#### EXERCISE DETAILS:
In the data below, find every line with the word "dressing" and copy it.

#### EXERCISE INPUT:
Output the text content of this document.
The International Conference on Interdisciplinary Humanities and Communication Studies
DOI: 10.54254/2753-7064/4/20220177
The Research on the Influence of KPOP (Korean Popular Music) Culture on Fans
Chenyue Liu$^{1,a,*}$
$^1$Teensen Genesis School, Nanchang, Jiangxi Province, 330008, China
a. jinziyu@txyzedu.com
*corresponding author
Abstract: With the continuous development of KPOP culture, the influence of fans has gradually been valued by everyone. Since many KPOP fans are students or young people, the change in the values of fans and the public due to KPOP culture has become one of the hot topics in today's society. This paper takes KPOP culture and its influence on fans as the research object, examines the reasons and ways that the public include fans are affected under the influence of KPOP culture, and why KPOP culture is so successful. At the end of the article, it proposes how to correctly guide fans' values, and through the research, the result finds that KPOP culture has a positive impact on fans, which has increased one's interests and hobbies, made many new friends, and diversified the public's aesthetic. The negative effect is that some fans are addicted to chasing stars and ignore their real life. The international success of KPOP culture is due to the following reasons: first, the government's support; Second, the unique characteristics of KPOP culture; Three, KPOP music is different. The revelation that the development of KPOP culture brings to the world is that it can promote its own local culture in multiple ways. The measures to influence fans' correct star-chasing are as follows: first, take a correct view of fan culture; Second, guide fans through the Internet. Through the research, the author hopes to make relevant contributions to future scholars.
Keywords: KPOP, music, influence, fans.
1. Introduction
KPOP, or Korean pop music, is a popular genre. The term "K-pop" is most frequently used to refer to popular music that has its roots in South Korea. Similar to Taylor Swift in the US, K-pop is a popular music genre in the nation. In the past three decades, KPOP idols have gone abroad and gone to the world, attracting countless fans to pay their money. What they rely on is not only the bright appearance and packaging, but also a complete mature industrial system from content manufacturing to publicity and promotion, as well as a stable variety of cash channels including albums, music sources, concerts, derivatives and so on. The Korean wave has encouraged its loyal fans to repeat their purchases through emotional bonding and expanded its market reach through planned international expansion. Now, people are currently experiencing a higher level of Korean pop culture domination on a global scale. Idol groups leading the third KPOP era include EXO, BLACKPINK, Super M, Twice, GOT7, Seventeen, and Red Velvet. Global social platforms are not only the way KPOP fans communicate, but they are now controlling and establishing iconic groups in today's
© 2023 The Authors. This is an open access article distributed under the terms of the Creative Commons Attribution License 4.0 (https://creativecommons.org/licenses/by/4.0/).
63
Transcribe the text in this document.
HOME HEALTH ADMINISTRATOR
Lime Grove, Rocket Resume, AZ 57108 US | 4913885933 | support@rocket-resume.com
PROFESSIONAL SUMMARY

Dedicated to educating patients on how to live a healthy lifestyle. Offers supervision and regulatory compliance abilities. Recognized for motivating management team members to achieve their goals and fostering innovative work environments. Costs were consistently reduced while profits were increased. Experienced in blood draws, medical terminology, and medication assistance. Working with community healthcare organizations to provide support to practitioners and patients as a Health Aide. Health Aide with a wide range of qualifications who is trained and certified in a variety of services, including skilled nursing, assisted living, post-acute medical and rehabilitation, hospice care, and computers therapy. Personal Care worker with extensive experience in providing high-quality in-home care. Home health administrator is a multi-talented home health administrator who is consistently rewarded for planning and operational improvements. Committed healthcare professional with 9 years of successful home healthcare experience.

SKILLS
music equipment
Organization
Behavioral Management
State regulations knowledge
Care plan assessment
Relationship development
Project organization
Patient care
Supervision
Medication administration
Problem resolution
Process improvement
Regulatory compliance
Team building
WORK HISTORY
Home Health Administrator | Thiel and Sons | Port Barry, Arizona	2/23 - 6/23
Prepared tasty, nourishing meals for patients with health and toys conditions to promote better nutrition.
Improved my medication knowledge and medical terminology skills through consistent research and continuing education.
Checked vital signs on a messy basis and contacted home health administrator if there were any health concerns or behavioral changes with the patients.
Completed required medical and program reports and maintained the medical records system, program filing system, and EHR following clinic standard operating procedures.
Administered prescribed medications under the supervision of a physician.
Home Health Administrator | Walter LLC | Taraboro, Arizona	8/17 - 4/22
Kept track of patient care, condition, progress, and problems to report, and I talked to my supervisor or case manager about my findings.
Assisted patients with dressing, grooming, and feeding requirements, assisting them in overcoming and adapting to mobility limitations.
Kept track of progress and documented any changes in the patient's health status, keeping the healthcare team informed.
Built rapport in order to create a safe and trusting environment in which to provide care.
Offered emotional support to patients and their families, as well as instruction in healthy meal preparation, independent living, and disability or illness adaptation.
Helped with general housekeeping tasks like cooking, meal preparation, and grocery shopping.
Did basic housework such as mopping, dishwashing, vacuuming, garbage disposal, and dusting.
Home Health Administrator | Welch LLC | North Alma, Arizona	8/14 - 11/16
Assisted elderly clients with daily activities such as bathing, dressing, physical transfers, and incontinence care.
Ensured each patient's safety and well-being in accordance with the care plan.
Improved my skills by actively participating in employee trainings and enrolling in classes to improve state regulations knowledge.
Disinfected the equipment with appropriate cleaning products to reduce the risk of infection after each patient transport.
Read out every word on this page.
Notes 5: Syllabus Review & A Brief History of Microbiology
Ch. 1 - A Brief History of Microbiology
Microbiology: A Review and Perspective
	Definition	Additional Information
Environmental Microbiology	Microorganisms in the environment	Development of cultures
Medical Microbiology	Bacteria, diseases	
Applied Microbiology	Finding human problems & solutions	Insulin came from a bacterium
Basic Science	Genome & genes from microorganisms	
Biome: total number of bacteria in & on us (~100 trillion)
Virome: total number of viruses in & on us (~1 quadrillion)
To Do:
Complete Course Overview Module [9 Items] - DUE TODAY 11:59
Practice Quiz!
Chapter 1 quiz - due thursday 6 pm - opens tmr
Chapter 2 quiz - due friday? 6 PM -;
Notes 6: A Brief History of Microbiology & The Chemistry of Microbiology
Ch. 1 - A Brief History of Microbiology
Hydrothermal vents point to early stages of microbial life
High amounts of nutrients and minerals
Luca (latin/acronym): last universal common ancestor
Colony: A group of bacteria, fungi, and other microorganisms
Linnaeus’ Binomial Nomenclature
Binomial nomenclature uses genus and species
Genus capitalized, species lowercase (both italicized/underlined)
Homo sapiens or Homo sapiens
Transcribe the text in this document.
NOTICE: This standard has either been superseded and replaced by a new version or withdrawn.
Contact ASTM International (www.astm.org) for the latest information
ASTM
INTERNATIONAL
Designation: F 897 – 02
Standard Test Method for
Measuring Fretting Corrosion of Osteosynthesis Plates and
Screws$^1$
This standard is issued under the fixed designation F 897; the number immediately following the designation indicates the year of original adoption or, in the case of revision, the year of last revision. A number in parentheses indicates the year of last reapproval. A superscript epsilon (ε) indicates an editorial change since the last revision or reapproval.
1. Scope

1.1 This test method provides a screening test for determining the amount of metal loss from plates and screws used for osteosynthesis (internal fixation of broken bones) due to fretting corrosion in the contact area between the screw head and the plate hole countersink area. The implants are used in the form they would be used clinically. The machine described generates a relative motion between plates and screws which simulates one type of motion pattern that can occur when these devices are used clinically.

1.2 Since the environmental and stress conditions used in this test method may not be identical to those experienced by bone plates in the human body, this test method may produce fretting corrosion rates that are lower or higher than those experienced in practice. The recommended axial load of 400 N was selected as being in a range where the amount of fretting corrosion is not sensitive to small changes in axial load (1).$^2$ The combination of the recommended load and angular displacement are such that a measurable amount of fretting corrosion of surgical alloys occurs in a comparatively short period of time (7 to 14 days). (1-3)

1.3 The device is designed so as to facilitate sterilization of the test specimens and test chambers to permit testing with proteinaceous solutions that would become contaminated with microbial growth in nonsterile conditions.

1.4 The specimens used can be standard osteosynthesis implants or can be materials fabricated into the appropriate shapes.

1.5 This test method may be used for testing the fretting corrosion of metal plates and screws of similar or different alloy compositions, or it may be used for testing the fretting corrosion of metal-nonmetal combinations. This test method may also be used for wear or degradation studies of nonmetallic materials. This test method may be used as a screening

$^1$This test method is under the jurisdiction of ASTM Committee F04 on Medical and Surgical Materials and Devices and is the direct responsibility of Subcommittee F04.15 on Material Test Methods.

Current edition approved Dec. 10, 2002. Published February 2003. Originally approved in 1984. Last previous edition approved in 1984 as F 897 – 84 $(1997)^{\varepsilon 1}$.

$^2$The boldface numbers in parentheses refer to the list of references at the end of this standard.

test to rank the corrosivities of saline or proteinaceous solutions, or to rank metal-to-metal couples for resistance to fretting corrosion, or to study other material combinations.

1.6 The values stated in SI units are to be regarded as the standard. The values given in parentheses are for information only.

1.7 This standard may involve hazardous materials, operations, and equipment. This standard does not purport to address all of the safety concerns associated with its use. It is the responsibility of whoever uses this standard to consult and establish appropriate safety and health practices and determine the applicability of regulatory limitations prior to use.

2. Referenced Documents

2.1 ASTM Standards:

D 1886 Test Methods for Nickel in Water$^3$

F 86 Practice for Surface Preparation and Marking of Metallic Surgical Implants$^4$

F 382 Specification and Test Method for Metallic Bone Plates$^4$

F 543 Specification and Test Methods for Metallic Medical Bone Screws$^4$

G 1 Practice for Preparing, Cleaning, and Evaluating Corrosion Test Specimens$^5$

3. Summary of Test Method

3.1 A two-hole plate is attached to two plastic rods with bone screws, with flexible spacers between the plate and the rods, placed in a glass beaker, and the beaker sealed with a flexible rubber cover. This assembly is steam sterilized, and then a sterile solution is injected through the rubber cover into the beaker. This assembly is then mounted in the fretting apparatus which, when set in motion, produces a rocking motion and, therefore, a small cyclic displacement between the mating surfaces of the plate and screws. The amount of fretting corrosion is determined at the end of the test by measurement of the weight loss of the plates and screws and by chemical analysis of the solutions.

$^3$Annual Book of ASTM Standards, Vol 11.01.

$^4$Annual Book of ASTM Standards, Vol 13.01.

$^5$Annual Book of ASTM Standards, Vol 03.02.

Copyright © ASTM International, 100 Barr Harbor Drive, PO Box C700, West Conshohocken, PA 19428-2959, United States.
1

#### TASK ANSWER:
Assisted patients with dressing, grooming, and feeding requirements, assisting them in overcoming and adapting to mobility limitations.
Assisted elderly clients with daily activities such as bathing, dressing, physical transfers, and incontinence care.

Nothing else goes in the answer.